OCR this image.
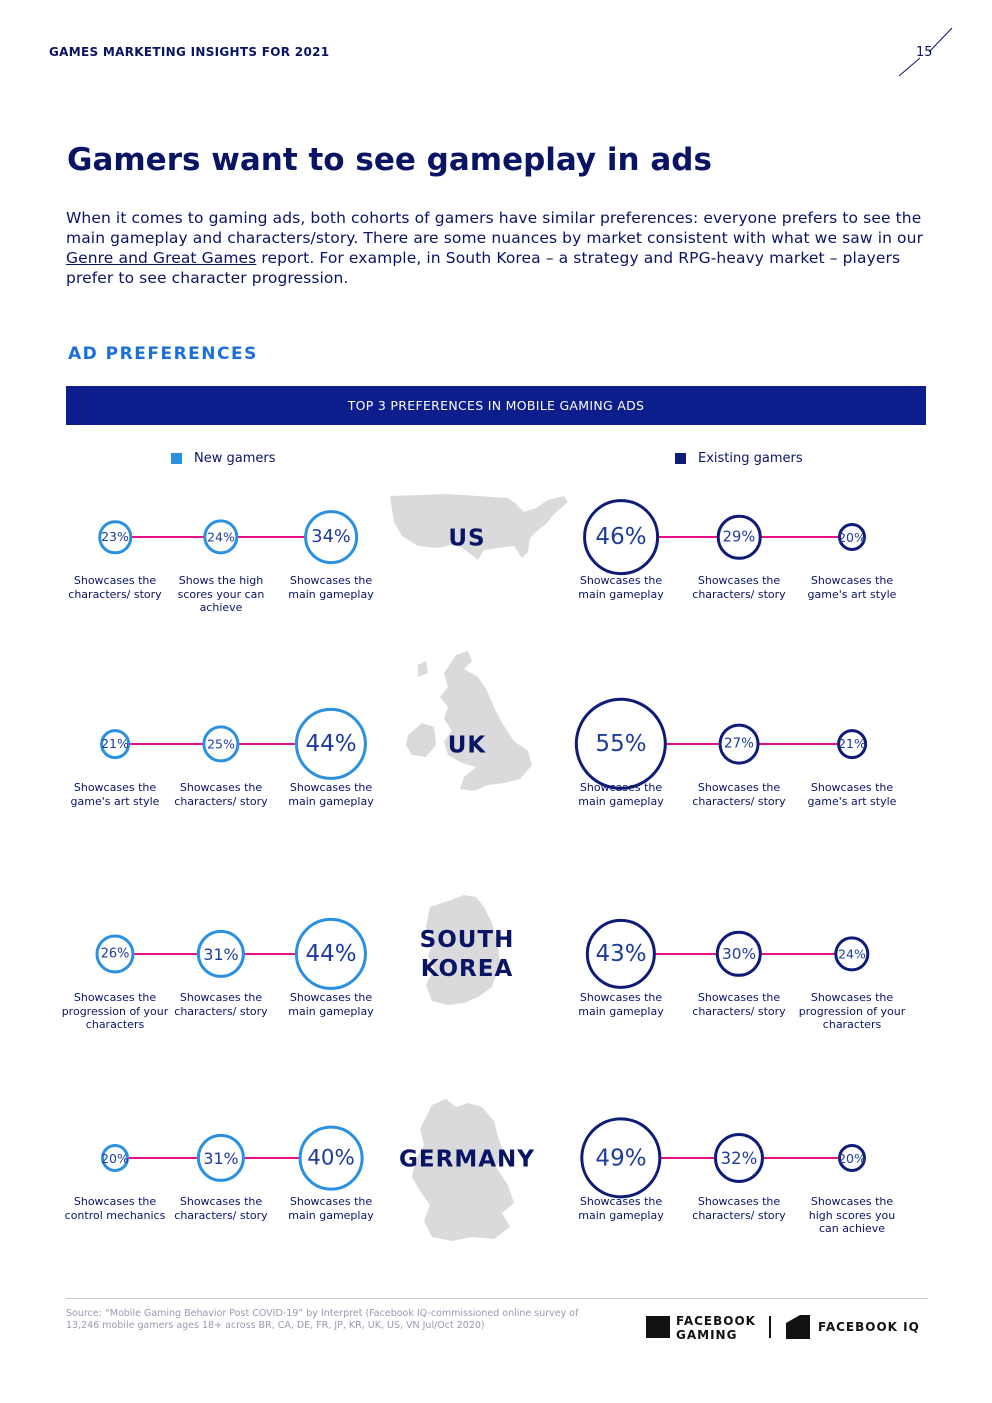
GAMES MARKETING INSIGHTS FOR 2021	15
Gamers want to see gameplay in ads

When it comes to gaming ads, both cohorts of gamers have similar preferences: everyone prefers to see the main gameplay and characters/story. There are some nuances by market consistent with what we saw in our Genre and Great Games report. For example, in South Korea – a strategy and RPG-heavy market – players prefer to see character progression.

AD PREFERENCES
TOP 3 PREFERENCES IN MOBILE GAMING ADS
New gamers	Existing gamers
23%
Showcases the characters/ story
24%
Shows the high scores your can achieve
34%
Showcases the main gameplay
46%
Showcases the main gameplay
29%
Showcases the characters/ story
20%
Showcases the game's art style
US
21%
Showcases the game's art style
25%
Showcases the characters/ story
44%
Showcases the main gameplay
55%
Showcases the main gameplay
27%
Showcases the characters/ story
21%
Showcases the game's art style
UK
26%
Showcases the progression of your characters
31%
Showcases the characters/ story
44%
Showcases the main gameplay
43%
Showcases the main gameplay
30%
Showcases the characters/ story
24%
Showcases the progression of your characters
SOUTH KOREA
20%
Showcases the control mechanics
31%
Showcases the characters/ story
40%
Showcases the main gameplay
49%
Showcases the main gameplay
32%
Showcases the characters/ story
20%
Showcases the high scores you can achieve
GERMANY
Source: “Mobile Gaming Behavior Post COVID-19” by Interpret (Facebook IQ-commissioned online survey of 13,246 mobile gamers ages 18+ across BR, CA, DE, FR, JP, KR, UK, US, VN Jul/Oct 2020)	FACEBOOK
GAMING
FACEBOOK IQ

— Written instruction —
Retype each record exactly as it stands, but do not include the pictures.

— Finished answer —
OCR this image.
GAMES MARKETING INSIGHTS FOR 2021	15
Gamers want to see gameplay in ads

When it comes to gaming ads, both cohorts of gamers have similar preferences: everyone prefers to see the main gameplay and characters/story. There are some nuances by market consistent with what we saw in our Genre and Great Games report. For example, in South Korea – a strategy and RPG-heavy market – players prefer to see character progression.

AD PREFERENCES
TOP 3 PREFERENCES IN MOBILE GAMING ADS
New gamers	Existing gamers
23%
Showcases the characters/ story
24%
Shows the high scores your can achieve
34%
Showcases the main gameplay
46%
Showcases the main gameplay
29%
Showcases the characters/ story
20%
Showcases the game's art style
US
21%
Showcases the game's art style
25%
Showcases the characters/ story
44%
Showcases the main gameplay
55%
Showcases the main gameplay
27%
Showcases the characters/ story
21%
Showcases the game's art style
UK
26%
Showcases the progression of your characters
31%
Showcases the characters/ story
44%
Showcases the main gameplay
43%
Showcases the main gameplay
30%
Showcases the characters/ story
24%
Showcases the progression of your characters
SOUTH KOREA
20%
Showcases the control mechanics
31%
Showcases the characters/ story
40%
Showcases the main gameplay
49%
Showcases the main gameplay
32%
Showcases the characters/ story
20%
Showcases the high scores you can achieve
GERMANY
Source: “Mobile Gaming Behavior Post COVID-19” by Interpret (Facebook IQ-commissioned online survey of 13,246 mobile gamers ages 18+ across BR, CA, DE, FR, JP, KR, UK, US, VN Jul/Oct 2020)	FACEBOOK
GAMING
FACEBOOK IQ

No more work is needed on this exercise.